··· Given data

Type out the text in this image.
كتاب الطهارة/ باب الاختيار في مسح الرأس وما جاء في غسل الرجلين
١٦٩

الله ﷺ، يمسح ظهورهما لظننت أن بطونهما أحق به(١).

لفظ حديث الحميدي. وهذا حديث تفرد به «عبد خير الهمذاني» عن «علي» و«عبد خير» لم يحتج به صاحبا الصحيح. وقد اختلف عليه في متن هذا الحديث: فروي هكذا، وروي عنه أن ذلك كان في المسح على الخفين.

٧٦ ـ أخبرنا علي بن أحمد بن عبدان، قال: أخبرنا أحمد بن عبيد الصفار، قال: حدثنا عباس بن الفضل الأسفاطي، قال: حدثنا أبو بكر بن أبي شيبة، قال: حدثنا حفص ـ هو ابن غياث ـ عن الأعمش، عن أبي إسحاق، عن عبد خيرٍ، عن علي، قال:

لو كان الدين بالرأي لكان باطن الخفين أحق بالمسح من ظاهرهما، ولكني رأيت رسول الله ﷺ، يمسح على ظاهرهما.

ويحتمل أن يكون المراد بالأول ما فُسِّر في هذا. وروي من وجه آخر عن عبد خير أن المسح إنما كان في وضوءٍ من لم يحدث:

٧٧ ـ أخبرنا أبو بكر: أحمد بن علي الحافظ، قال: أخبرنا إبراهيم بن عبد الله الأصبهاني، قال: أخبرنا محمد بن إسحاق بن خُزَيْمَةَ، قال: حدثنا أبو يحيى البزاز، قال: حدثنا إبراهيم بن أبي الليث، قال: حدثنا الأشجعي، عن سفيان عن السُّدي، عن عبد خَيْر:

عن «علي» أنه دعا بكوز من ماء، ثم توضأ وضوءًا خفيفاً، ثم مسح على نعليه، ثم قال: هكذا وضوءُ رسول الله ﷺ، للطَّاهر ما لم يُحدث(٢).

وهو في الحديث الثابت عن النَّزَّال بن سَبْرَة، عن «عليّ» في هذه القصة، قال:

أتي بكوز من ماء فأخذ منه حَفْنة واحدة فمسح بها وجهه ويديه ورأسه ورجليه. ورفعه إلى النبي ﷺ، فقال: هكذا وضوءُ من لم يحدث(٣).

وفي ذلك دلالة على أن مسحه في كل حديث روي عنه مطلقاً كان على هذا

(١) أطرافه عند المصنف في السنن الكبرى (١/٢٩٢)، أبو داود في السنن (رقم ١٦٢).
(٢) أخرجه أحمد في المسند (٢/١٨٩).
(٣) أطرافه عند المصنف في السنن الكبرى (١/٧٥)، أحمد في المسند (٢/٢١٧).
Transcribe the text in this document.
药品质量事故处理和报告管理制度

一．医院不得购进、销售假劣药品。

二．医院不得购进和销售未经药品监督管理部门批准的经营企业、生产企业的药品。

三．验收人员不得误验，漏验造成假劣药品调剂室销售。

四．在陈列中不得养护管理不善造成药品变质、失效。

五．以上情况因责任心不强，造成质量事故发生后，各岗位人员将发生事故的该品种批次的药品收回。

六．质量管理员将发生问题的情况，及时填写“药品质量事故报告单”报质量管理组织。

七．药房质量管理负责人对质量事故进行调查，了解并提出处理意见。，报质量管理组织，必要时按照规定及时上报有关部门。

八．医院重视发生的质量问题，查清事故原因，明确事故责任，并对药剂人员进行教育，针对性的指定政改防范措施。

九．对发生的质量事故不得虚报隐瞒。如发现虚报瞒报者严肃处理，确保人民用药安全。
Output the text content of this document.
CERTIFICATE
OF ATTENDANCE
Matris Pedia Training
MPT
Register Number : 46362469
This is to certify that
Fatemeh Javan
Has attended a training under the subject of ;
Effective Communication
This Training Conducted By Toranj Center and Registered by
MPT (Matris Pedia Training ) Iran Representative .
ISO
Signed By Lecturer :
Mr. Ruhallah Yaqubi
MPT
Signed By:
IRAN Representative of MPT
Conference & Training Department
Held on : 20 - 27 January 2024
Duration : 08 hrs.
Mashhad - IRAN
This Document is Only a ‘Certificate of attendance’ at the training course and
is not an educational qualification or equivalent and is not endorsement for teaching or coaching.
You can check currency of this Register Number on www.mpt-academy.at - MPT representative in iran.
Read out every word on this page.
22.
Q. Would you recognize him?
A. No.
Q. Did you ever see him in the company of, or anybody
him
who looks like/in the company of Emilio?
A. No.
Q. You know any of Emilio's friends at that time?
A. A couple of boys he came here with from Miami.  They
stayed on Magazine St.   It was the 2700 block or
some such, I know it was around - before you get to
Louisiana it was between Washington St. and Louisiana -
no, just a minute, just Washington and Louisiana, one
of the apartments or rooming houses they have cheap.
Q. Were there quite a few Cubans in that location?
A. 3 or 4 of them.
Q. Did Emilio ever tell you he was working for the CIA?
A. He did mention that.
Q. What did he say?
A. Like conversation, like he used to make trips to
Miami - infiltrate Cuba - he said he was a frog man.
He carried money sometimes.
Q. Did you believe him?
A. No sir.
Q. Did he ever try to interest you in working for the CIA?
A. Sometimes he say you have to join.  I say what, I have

······

• Task goal: State only how many lines in the material include "يحدث".

• Written answer: 2